--- Begin Data supplied ---

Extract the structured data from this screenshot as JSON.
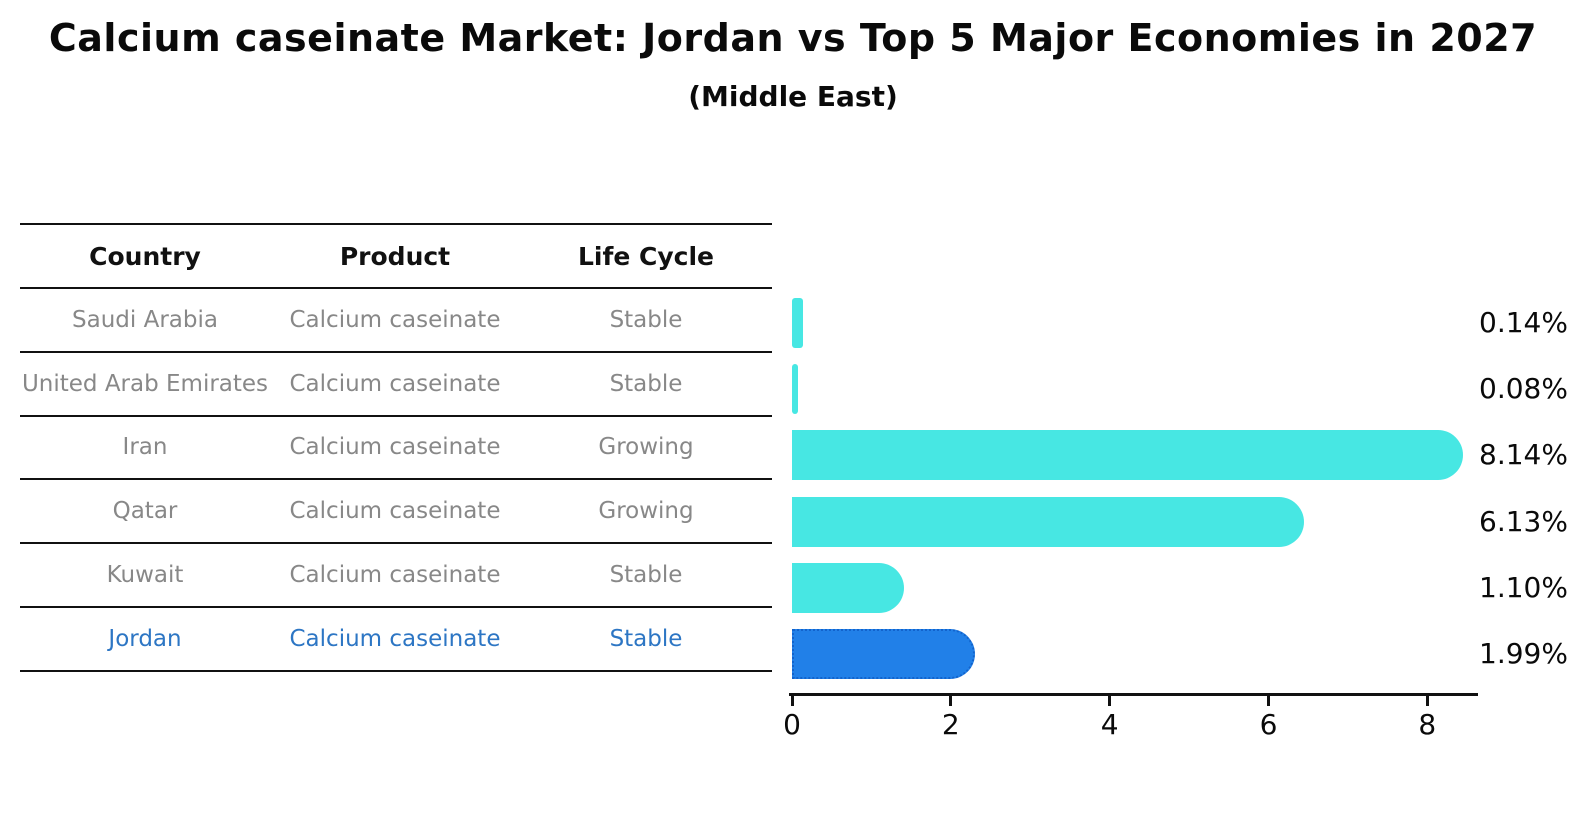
{
  "title": "Calcium caseinate Market: Jordan vs Top 5 Major Economies in 2027",
  "subtitle": "(Middle East)",
  "table": {
    "headers": [
      "Country",
      "Product",
      "Life Cycle"
    ],
    "rows": [
      {
        "country": "Saudi Arabia",
        "product": "Calcium caseinate",
        "life_cycle": "Stable",
        "highlight": false
      },
      {
        "country": "United Arab Emirates",
        "product": "Calcium caseinate",
        "life_cycle": "Stable",
        "highlight": false
      },
      {
        "country": "Iran",
        "product": "Calcium caseinate",
        "life_cycle": "Growing",
        "highlight": false
      },
      {
        "country": "Qatar",
        "product": "Calcium caseinate",
        "life_cycle": "Growing",
        "highlight": false
      },
      {
        "country": "Kuwait",
        "product": "Calcium caseinate",
        "life_cycle": "Stable",
        "highlight": false
      },
      {
        "country": "Jordan",
        "product": "Calcium caseinate",
        "life_cycle": "Stable",
        "highlight": true
      }
    ]
  },
  "chart_data": {
    "type": "bar",
    "orientation": "horizontal",
    "title": "Calcium caseinate Market: Jordan vs Top 5 Major Economies in 2027",
    "subtitle": "(Middle East)",
    "categories": [
      "Saudi Arabia",
      "United Arab Emirates",
      "Iran",
      "Qatar",
      "Kuwait",
      "Jordan"
    ],
    "values": [
      0.14,
      0.08,
      8.14,
      6.13,
      1.1,
      1.99
    ],
    "value_labels": [
      "0.14%",
      "0.08%",
      "8.14%",
      "6.13%",
      "1.10%",
      "1.99%"
    ],
    "highlight_index": 5,
    "x_ticks": [
      0,
      2,
      4,
      6,
      8
    ],
    "x_tick_labels": [
      "0",
      "2",
      "4",
      "6",
      "8"
    ],
    "xlim": [
      0,
      8.6
    ],
    "grid": false,
    "legend": false
  },
  "colors": {
    "bar": "#47E7E3",
    "highlight_bar": "#2180E8",
    "highlight_bar_border": "#1263cc",
    "highlight_text": "#2d76c4",
    "cell_text": "#888888",
    "header_text": "#111111",
    "axis": "#111111"
  }
}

--- End Data supplied ---

* Short task *
Reproduce every line above as written, skipping pictures.

* Answer to this exercise *
Extract the structured data from this screenshot as JSON.
{
  "title": "Calcium caseinate Market: Jordan vs Top 5 Major Economies in 2027",
  "subtitle": "(Middle East)",
  "table": {
    "headers": [
      "Country",
      "Product",
      "Life Cycle"
    ],
    "rows": [
      {
        "country": "Saudi Arabia",
        "product": "Calcium caseinate",
        "life_cycle": "Stable",
        "highlight": false
      },
      {
        "country": "United Arab Emirates",
        "product": "Calcium caseinate",
        "life_cycle": "Stable",
        "highlight": false
      },
      {
        "country": "Iran",
        "product": "Calcium caseinate",
        "life_cycle": "Growing",
        "highlight": false
      },
      {
        "country": "Qatar",
        "product": "Calcium caseinate",
        "life_cycle": "Growing",
        "highlight": false
      },
      {
        "country": "Kuwait",
        "product": "Calcium caseinate",
        "life_cycle": "Stable",
        "highlight": false
      },
      {
        "country": "Jordan",
        "product": "Calcium caseinate",
        "life_cycle": "Stable",
        "highlight": true
      }
    ]
  },
  "chart_data": {
    "type": "bar",
    "orientation": "horizontal",
    "title": "Calcium caseinate Market: Jordan vs Top 5 Major Economies in 2027",
    "subtitle": "(Middle East)",
    "categories": [
      "Saudi Arabia",
      "United Arab Emirates",
      "Iran",
      "Qatar",
      "Kuwait",
      "Jordan"
    ],
    "values": [
      0.14,
      0.08,
      8.14,
      6.13,
      1.1,
      1.99
    ],
    "value_labels": [
      "0.14%",
      "0.08%",
      "8.14%",
      "6.13%",
      "1.10%",
      "1.99%"
    ],
    "highlight_index": 5,
    "x_ticks": [
      0,
      2,
      4,
      6,
      8
    ],
    "x_tick_labels": [
      "0",
      "2",
      "4",
      "6",
      "8"
    ],
    "xlim": [
      0,
      8.6
    ],
    "grid": false,
    "legend": false
  },
  "colors": {
    "bar": "#47E7E3",
    "highlight_bar": "#2180E8",
    "highlight_bar_border": "#1263cc",
    "highlight_text": "#2d76c4",
    "cell_text": "#888888",
    "header_text": "#111111",
    "axis": "#111111"
  }
}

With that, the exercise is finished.